→ **Enunciado 1**
Responda a cada pergunta sobre o trecho em uma linha própria.
(a) Em que esporte Shaquille O'Neill é astro?
(b) Qual ator declarou não acreditar na eficácia dos programas de vacinação infantil?
(c) Que doença, antes considerada erradicada, volta a fazer vítimas entre as crianças?
→ **Enunciado 2**
Troque "sarampo" por "coqueluche" e reproduza o trecho entre "Nos Estados Unidos, este" e "em menor intensidade.", inclusive.

→ **Trecho**

▬▬▬▬▬▬

Vez por outra, uma personalidade ganha as manchetes de jornais dizendo ter aderido à teoria de que a Terra é Plana, ou de que vacinas podem provocar autismo nas crianças. Shaquille O’Neill, astro do basquete norte americano afirmou que acreditava que a Terra era plana e que toda o programa espacial americano não era mais do que uma operação de “cover up”, ou seja, uma farsa minuciosamente encenada para enganar o cidadão comum. Robert de Niro, consagrado ator, declarou também que não acreditava que os programas de vacinação infantil fossem eficazes e que na verdade, eles poderiam fazer mais mal do que bem. De Niro é partidário de um movimento que ainda não ganhou força no Brasil, mas que nos Estados Unidos e na Europa já começa a alarmar as autoridades, o movimento antivacinação. Este movimento teria surgido a partir de uma suposta denúncia feita por um pesquisador americano que teria chegado à conclusão que vacinas tinham a capacidade de produzir como efeito colateral, o autismo em crianças.
Nos Estados Unidos, este movimento já foi capaz de diminuir o número de crianças que utilizaram o sistema de saúde para serem vacinadas. Ao mesmo tempo, doenças que há muito já se consideravam terem sido erradicadas, como o sarampo, voltam a fazer vítimas entre as crianças.
O que há de comum nestes movimentos? Em primeiro lugar, gostaria de deixar bem claro que estes movimentos, embora tendo sido mais frequentes nos países ditos ‘desenvolvidos” já estão presentes entre nós, brasileiros, ainda que em menor intensidade.

▬▬▬▬▬▬

→ **Dados fornecidos**
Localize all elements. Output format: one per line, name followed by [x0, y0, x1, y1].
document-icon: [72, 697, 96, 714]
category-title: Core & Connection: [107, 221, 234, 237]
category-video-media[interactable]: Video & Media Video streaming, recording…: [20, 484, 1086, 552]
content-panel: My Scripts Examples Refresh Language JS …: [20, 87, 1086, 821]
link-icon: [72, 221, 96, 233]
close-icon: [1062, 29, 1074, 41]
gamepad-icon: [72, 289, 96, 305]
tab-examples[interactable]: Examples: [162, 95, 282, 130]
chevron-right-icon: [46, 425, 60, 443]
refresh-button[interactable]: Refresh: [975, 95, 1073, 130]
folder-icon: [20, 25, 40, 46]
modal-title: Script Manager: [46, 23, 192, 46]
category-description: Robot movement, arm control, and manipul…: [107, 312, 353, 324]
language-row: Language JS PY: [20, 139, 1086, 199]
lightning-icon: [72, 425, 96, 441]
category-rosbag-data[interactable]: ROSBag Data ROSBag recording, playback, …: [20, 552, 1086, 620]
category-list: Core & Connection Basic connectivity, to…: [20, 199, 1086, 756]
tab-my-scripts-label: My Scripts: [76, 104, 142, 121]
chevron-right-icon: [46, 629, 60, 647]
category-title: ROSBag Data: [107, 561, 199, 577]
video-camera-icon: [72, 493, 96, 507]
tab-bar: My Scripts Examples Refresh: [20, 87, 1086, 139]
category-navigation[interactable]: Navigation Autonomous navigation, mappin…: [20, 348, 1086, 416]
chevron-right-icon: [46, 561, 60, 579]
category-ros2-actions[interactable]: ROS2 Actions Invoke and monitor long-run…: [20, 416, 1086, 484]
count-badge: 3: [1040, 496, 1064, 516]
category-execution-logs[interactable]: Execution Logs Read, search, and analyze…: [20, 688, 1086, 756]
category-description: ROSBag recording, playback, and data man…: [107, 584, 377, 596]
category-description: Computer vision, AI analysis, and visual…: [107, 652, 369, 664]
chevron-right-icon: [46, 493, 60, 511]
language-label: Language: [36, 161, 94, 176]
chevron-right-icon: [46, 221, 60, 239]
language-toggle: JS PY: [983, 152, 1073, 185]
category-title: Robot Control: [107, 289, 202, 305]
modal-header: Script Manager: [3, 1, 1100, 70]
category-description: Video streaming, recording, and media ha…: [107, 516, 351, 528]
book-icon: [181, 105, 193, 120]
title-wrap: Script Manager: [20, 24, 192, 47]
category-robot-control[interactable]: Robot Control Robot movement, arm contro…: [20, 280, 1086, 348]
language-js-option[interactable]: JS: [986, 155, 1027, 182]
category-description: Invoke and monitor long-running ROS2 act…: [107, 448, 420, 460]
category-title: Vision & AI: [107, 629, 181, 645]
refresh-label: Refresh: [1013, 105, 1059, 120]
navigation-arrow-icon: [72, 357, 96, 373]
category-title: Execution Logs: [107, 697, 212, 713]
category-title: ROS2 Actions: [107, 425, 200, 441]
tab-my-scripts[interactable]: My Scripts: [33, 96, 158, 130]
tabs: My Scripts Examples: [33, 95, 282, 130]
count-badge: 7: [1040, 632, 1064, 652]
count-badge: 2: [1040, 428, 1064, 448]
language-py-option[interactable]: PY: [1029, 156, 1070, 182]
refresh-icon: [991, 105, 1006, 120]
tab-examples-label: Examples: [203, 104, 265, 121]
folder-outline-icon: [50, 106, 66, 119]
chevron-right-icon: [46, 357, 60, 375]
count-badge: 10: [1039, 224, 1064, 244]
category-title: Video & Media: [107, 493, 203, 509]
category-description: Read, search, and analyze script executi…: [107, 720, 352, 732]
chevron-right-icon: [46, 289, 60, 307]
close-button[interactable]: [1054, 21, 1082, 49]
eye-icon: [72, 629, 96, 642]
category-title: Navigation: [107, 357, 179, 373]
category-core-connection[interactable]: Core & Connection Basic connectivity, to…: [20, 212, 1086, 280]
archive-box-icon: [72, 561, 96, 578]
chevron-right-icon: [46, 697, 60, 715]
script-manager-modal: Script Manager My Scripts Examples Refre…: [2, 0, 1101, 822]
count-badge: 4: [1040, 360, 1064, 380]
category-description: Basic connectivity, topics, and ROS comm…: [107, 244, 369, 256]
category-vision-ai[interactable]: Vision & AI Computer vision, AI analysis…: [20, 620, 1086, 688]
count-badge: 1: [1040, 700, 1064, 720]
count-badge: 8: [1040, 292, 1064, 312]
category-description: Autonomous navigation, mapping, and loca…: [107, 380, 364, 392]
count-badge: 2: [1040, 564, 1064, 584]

▬▬▬▬▬▬

→ **Resposta escrita 1**
(a) Basquete.
(b) Robert de Niro.
(c) O sarampo.

→ **Resposta escrita 2**
Nos Estados Unidos, este movimento já foi capaz de diminuir o número de crianças que utilizaram o sistema de saúde para serem vacinadas. Ao mesmo tempo, doenças que há muito já se consideravam terem sido erradicadas, como o coqueluche, voltam a fazer vítimas entre as crianças.
O que há de comum nestes movimentos? Em primeiro lugar, gostaria de deixar bem claro que estes movimentos, embora tendo sido mais frequentes nos países ditos ‘desenvolvidos” já estão presentes entre nós, brasileiros, ainda que em menor intensidade.